### Collected data
────────
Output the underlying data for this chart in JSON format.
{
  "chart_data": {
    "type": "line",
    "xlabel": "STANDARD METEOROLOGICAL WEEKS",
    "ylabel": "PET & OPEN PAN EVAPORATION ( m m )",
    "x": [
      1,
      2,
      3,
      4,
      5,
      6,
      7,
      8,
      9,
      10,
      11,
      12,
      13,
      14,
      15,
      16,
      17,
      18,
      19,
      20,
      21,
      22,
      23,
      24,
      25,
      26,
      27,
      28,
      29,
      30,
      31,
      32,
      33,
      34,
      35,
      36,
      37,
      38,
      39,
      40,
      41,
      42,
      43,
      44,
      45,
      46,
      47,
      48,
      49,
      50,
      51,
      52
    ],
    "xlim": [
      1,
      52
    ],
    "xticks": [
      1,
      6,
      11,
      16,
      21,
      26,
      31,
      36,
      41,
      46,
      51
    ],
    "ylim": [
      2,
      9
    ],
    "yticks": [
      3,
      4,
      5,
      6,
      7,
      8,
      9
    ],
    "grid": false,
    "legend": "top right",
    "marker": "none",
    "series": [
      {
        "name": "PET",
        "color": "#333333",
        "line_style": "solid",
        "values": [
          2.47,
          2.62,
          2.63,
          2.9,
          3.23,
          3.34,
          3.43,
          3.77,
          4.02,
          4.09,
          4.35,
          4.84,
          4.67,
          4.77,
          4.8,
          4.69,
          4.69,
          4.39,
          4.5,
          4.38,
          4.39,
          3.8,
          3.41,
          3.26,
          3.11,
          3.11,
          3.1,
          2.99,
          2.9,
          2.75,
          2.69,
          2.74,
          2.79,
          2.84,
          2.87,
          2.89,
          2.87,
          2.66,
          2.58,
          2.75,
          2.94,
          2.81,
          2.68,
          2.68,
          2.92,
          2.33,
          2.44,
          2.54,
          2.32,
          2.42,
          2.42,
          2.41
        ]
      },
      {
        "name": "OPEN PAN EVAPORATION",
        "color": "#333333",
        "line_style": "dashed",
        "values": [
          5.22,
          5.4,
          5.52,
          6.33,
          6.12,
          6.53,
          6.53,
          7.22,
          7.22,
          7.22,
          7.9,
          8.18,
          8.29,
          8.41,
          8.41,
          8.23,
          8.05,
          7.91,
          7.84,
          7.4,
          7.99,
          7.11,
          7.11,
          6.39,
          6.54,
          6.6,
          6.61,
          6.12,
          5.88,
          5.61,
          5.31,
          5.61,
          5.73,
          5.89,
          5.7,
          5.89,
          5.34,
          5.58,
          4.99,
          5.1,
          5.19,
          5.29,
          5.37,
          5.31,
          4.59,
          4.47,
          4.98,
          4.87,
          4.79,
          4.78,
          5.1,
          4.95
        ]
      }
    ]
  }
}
────────
### Objective
Take the records above and return them exactly as written.

### Complete response
Output the underlying data for this chart in JSON format.
{
  "chart_data": {
    "type": "line",
    "xlabel": "STANDARD METEOROLOGICAL WEEKS",
    "ylabel": "PET & OPEN PAN EVAPORATION ( m m )",
    "x": [
      1,
      2,
      3,
      4,
      5,
      6,
      7,
      8,
      9,
      10,
      11,
      12,
      13,
      14,
      15,
      16,
      17,
      18,
      19,
      20,
      21,
      22,
      23,
      24,
      25,
      26,
      27,
      28,
      29,
      30,
      31,
      32,
      33,
      34,
      35,
      36,
      37,
      38,
      39,
      40,
      41,
      42,
      43,
      44,
      45,
      46,
      47,
      48,
      49,
      50,
      51,
      52
    ],
    "xlim": [
      1,
      52
    ],
    "xticks": [
      1,
      6,
      11,
      16,
      21,
      26,
      31,
      36,
      41,
      46,
      51
    ],
    "ylim": [
      2,
      9
    ],
    "yticks": [
      3,
      4,
      5,
      6,
      7,
      8,
      9
    ],
    "grid": false,
    "legend": "top right",
    "marker": "none",
    "series": [
      {
        "name": "PET",
        "color": "#333333",
        "line_style": "solid",
        "values": [
          2.47,
          2.62,
          2.63,
          2.9,
          3.23,
          3.34,
          3.43,
          3.77,
          4.02,
          4.09,
          4.35,
          4.84,
          4.67,
          4.77,
          4.8,
          4.69,
          4.69,
          4.39,
          4.5,
          4.38,
          4.39,
          3.8,
          3.41,
          3.26,
          3.11,
          3.11,
          3.1,
          2.99,
          2.9,
          2.75,
          2.69,
          2.74,
          2.79,
          2.84,
          2.87,
          2.89,
          2.87,
          2.66,
          2.58,
          2.75,
          2.94,
          2.81,
          2.68,
          2.68,
          2.92,
          2.33,
          2.44,
          2.54,
          2.32,
          2.42,
          2.42,
          2.41
        ]
      },
      {
        "name": "OPEN PAN EVAPORATION",
        "color": "#333333",
        "line_style": "dashed",
        "values": [
          5.22,
          5.4,
          5.52,
          6.33,
          6.12,
          6.53,
          6.53,
          7.22,
          7.22,
          7.22,
          7.9,
          8.18,
          8.29,
          8.41,
          8.41,
          8.23,
          8.05,
          7.91,
          7.84,
          7.4,
          7.99,
          7.11,
          7.11,
          6.39,
          6.54,
          6.6,
          6.61,
          6.12,
          5.88,
          5.61,
          5.31,
          5.61,
          5.73,
          5.89,
          5.7,
          5.89,
          5.34,
          5.58,
          4.99,
          5.1,
          5.19,
          5.29,
          5.37,
          5.31,
          4.59,
          4.47,
          4.98,
          4.87,
          4.79,
          4.78,
          5.1,
          4.95
        ]
      }
    ]
  }
}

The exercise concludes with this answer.